--- AIM OF THE TASK ---
From the listing below, copy every line with the word "JSON".

--- DATA ROWS ---

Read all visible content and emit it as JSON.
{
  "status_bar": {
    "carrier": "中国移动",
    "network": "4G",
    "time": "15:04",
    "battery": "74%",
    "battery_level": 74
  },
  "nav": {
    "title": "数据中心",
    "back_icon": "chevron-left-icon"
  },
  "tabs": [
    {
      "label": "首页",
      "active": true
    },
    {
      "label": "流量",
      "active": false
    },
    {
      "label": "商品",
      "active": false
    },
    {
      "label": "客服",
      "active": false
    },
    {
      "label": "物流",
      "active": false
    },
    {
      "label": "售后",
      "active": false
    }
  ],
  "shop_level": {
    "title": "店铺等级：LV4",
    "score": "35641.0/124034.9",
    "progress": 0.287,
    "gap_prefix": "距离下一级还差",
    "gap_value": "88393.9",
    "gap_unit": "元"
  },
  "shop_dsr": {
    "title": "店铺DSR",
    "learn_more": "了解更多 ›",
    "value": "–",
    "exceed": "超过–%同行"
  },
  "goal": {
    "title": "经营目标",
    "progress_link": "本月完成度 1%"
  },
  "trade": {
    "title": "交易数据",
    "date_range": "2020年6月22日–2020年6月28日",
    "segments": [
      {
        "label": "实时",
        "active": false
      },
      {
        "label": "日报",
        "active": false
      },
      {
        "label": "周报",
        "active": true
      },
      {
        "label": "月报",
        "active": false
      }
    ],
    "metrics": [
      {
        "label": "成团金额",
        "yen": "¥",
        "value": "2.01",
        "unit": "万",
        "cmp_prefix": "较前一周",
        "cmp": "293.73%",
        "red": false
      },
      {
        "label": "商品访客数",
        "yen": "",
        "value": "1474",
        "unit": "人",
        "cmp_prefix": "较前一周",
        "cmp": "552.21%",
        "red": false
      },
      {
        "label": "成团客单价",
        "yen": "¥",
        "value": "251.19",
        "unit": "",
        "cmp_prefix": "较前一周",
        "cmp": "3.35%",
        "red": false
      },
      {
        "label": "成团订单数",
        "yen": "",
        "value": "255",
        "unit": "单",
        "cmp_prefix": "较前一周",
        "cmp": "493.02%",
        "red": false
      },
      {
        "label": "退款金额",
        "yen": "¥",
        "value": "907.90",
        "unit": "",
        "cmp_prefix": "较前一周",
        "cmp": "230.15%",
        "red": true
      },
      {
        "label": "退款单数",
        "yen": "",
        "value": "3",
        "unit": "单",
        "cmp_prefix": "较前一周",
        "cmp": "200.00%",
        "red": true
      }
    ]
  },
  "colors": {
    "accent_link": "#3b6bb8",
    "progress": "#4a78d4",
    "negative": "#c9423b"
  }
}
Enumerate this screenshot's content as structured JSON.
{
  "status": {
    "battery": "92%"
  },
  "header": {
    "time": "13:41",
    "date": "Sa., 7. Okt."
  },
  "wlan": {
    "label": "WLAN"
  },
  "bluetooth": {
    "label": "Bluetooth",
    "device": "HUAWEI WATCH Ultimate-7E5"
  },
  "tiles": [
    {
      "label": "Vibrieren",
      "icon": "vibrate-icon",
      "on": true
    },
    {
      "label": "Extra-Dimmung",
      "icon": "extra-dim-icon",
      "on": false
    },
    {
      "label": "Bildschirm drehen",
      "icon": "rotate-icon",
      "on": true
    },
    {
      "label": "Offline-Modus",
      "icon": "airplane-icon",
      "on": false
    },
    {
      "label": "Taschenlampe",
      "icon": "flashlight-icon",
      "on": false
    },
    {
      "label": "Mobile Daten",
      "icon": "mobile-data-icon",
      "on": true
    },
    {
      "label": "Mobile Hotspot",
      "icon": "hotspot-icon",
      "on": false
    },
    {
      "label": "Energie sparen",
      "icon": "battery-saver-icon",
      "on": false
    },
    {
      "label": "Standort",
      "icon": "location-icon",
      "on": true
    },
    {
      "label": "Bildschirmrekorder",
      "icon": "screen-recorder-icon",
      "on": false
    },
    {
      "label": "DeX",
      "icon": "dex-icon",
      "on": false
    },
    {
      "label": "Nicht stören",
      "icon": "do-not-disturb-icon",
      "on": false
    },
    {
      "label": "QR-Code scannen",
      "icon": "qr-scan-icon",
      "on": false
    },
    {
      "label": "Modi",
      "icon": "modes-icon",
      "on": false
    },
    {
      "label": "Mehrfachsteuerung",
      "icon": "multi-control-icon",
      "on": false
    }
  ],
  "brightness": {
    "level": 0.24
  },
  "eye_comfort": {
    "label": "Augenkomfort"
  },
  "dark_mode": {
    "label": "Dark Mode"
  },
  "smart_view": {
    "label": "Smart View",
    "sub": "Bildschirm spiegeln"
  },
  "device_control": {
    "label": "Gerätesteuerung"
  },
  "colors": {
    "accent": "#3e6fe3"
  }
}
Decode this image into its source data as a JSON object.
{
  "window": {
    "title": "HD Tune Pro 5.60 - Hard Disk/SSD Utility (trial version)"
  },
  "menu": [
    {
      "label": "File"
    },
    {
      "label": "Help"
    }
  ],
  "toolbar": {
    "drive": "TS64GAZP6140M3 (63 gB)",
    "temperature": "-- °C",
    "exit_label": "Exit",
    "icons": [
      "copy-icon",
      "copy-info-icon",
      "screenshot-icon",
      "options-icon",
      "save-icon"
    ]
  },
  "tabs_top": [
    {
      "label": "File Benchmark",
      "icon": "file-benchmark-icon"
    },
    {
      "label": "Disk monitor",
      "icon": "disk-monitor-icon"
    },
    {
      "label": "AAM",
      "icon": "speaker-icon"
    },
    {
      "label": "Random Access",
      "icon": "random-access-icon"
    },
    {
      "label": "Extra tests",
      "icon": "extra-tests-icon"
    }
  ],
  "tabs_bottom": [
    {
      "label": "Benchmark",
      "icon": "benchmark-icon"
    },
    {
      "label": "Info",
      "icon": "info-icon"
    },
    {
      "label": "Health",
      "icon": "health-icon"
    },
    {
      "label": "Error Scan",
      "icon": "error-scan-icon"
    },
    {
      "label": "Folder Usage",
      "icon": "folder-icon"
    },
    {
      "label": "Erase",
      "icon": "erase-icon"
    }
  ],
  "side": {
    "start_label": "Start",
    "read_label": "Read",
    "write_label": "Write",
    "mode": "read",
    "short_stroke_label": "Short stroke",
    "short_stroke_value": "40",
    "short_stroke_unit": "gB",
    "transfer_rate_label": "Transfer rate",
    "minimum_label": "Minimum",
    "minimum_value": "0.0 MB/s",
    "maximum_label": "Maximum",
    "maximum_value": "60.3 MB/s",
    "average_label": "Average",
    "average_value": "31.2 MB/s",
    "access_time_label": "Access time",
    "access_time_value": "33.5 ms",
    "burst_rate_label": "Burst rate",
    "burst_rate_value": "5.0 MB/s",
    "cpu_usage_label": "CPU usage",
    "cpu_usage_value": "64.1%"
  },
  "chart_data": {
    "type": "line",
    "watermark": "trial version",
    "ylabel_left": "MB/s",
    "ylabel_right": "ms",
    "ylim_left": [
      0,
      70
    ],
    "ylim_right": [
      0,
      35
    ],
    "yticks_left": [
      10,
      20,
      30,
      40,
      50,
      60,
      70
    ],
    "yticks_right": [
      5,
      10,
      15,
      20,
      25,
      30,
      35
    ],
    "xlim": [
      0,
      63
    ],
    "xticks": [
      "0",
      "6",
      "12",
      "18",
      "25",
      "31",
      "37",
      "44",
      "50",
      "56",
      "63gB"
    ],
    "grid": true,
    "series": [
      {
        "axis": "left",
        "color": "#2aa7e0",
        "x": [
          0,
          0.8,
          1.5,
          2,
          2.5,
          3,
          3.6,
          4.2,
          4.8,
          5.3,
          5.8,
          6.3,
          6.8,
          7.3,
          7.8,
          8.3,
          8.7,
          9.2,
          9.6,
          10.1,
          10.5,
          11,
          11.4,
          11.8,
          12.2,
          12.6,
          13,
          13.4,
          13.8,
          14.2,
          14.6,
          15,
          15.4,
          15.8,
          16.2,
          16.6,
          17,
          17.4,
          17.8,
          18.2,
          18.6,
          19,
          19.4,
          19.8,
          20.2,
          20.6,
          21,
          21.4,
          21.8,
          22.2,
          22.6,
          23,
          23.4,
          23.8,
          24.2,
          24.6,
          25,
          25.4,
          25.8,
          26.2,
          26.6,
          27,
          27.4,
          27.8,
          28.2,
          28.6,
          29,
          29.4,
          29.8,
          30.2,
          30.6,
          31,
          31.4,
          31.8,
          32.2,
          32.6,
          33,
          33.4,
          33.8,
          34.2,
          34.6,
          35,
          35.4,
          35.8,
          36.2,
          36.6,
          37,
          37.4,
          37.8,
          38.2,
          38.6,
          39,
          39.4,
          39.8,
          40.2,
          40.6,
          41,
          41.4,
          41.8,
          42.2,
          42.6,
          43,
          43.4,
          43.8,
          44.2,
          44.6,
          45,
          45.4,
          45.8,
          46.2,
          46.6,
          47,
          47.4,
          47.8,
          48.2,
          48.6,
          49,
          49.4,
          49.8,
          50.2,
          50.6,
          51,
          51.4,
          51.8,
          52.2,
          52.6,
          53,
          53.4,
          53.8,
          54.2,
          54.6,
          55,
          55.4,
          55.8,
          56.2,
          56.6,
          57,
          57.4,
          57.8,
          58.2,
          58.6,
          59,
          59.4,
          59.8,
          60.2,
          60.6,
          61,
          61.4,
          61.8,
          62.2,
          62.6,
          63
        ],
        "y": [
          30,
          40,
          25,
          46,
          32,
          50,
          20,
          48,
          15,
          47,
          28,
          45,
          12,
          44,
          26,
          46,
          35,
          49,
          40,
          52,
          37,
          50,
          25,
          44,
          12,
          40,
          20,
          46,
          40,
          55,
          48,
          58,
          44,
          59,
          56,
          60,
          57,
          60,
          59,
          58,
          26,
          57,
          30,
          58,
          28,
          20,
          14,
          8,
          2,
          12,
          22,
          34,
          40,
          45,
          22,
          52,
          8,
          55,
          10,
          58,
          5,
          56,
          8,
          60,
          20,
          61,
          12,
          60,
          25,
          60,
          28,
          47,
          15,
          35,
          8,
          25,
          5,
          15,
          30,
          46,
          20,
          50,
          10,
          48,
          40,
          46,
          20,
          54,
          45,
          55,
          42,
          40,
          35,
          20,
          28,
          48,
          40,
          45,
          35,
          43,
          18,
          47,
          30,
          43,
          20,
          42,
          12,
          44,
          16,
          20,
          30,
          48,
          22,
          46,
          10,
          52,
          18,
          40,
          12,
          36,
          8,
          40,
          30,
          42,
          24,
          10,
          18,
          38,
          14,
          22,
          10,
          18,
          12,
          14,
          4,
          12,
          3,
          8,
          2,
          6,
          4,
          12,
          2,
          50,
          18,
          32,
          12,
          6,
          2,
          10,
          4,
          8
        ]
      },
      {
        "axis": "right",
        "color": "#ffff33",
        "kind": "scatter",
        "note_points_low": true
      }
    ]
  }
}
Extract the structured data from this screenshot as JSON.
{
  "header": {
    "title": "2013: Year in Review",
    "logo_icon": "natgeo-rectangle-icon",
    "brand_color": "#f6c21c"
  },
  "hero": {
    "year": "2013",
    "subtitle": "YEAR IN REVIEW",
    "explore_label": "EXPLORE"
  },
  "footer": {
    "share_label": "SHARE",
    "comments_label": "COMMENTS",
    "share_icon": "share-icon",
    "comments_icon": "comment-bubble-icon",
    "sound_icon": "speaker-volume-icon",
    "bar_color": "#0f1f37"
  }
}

--- OUTPUT OF THE EXERCISE ---
Read all visible content and emit it as JSON.
Enumerate this screenshot's content as structured JSON.
Decode this image into its source data as a JSON object.
Extract the structured data from this screenshot as JSON.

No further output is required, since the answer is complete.